> _EXERCISE AIM_:
Give the count of lines in the data that include "Actualités", with no other words.

++++

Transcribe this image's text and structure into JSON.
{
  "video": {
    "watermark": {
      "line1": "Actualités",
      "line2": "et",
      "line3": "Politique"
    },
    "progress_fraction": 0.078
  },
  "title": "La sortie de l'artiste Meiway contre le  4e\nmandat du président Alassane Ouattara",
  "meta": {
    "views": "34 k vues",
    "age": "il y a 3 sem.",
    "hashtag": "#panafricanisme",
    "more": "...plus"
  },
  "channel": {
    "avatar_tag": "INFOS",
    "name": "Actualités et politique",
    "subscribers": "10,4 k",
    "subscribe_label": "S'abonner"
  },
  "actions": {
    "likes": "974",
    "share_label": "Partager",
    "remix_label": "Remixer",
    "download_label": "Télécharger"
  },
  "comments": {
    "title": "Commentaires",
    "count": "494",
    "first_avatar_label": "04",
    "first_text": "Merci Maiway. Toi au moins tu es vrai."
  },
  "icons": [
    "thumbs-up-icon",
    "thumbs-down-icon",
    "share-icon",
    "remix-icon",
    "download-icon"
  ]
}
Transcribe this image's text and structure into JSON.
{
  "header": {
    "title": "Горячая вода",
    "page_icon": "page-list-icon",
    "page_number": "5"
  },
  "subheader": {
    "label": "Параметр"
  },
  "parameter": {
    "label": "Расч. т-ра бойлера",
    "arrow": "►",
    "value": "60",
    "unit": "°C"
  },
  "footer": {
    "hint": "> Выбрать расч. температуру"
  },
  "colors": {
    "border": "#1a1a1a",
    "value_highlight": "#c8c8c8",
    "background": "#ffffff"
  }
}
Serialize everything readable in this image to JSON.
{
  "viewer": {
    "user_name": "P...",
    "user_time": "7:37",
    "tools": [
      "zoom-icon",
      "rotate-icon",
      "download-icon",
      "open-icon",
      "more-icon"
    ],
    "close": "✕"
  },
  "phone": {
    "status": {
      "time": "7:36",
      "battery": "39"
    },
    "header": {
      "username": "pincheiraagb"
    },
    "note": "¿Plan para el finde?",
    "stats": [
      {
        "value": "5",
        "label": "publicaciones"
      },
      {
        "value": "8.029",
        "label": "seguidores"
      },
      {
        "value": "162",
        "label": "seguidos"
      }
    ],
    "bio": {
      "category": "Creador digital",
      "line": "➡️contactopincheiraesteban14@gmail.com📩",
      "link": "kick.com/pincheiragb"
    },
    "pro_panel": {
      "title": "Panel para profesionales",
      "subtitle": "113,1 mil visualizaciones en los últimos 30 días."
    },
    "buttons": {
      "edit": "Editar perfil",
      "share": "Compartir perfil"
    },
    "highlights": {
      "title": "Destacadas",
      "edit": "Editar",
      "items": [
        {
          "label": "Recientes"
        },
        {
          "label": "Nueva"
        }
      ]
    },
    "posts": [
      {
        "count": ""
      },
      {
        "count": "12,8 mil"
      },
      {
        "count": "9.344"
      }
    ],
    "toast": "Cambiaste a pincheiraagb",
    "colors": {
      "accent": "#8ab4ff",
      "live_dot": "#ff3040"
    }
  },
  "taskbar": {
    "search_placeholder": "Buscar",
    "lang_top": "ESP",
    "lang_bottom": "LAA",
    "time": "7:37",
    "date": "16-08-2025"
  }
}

++++

> _IN RESPONSE_:
2